=== Directions for this task ===
Output the data word for word, dropping every image.

━━━

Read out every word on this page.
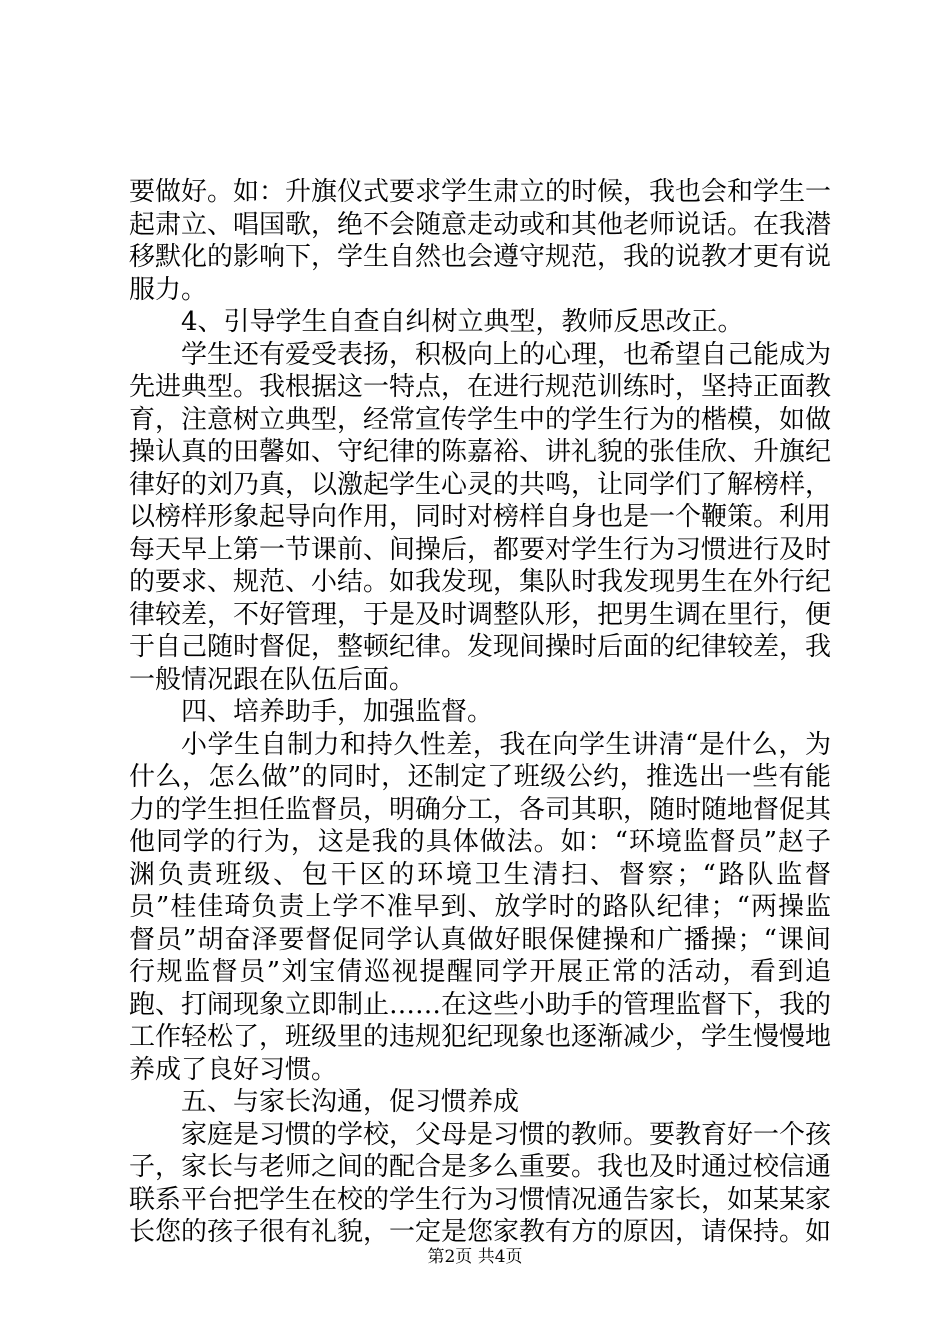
要做好。如：升旗仪式要求学生肃立的时候，我也会和学生一起肃立、唱国歌，绝不会随意走动或和其他老师说话。在我潜移默化的影响下，学生自然也会遵守规范，我的说教才更有说服力。

4、引导学生自查自纠树立典型，教师反思改正。

学生还有爱受表扬，积极向上的心理，也希望自己能成为先进典型。我根据这一特点，在进行规范训练时，坚持正面教育，注意树立典型，经常宣传学生中的学生行为的楷模，如做操认真的田馨如、守纪律的陈嘉裕、讲礼貌的张佳欣、升旗纪律好的刘乃真，以激起学生心灵的共鸣，让同学们了解榜样，以榜样形象起导向作用，同时对榜样自身也是一个鞭策。利用每天早上第一节课前、间操后，都要对学生行为习惯进行及时的要求、规范、小结。如我发现，集队时我发现男生在外行纪律较差，不好管理，于是及时调整队形，把男生调在里行，便于自己随时督促，整顿纪律。发现间操时后面的纪律较差，我一般情况跟在队伍后面。

四、培养助手，加强监督。

小学生自制力和持久性差，我在向学生讲清“是什么，为什么，怎么做”的同时，还制定了班级公约，推选出一些有能力的学生担任监督员，明确分工，各司其职，随时随地督促其他同学的行为，这是我的具体做法。如：“环境监督员”赵子渊负责班级、包干区的环境卫生清扫、督察；“路队监督员”桂佳琦负责上学不准早到、放学时的路队纪律；“两操监督员”胡奋泽要督促同学认真做好眼保健操和广播操；“课间行规监督员”刘宝倩巡视提醒同学开展正常的活动，看到追跑、打闹现象立即制止……在这些小助手的管理监督下，我的工作轻松了，班级里的违规犯纪现象也逐渐减少，学生慢慢地养成了良好习惯。

五、与家长沟通，促习惯养成

家庭是习惯的学校，父母是习惯的教师。要教育好一个孩子，家长与老师之间的配合是多么重要。我也及时通过校信通联系平台把学生在校的学生行为习惯情况通告家长，如某某家长您的孩子很有礼貌，一定是您家教有方的原因，请保持。如

第2页 共4页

━━━

=== Right answer ===
Read out every word on this page.
要做好。如：升旗仪式要求学生肃立的时候，我也会和学生一起肃立、唱国歌，绝不会随意走动或和其他老师说话。在我潜移默化的影响下，学生自然也会遵守规范，我的说教才更有说服力。

4、引导学生自查自纠树立典型，教师反思改正。

学生还有爱受表扬，积极向上的心理，也希望自己能成为先进典型。我根据这一特点，在进行规范训练时，坚持正面教育，注意树立典型，经常宣传学生中的学生行为的楷模，如做操认真的田馨如、守纪律的陈嘉裕、讲礼貌的张佳欣、升旗纪律好的刘乃真，以激起学生心灵的共鸣，让同学们了解榜样，以榜样形象起导向作用，同时对榜样自身也是一个鞭策。利用每天早上第一节课前、间操后，都要对学生行为习惯进行及时的要求、规范、小结。如我发现，集队时我发现男生在外行纪律较差，不好管理，于是及时调整队形，把男生调在里行，便于自己随时督促，整顿纪律。发现间操时后面的纪律较差，我一般情况跟在队伍后面。

四、培养助手，加强监督。

小学生自制力和持久性差，我在向学生讲清“是什么，为什么，怎么做”的同时，还制定了班级公约，推选出一些有能力的学生担任监督员，明确分工，各司其职，随时随地督促其他同学的行为，这是我的具体做法。如：“环境监督员”赵子渊负责班级、包干区的环境卫生清扫、督察；“路队监督员”桂佳琦负责上学不准早到、放学时的路队纪律；“两操监督员”胡奋泽要督促同学认真做好眼保健操和广播操；“课间行规监督员”刘宝倩巡视提醒同学开展正常的活动，看到追跑、打闹现象立即制止……在这些小助手的管理监督下，我的工作轻松了，班级里的违规犯纪现象也逐渐减少，学生慢慢地养成了良好习惯。

五、与家长沟通，促习惯养成

家庭是习惯的学校，父母是习惯的教师。要教育好一个孩子，家长与老师之间的配合是多么重要。我也及时通过校信通联系平台把学生在校的学生行为习惯情况通告家长，如某某家长您的孩子很有礼貌，一定是您家教有方的原因，请保持。如

第2页 共4页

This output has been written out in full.